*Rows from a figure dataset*

------------------------------------

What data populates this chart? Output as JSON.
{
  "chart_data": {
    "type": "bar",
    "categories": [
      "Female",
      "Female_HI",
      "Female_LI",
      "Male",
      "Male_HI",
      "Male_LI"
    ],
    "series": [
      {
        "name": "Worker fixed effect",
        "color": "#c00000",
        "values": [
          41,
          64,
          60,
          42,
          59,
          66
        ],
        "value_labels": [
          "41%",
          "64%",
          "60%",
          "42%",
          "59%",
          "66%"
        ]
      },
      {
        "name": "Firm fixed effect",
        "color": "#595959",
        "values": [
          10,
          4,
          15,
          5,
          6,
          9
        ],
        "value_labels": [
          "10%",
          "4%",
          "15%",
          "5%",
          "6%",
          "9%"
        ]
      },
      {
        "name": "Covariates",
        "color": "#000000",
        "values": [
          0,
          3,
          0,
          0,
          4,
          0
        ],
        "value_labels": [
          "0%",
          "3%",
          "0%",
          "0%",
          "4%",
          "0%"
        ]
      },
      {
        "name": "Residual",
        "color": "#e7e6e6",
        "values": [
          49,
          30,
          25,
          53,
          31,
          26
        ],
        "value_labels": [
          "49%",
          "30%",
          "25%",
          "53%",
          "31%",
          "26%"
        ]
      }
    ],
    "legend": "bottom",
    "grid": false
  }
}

------------------------------------

*GOAL OF THE EXERCISE*
Copy out every line in the entries above that holds "effect".

*FULL SOLUTION*
        "name": "Worker fixed effect",
        "name": "Firm fixed effect",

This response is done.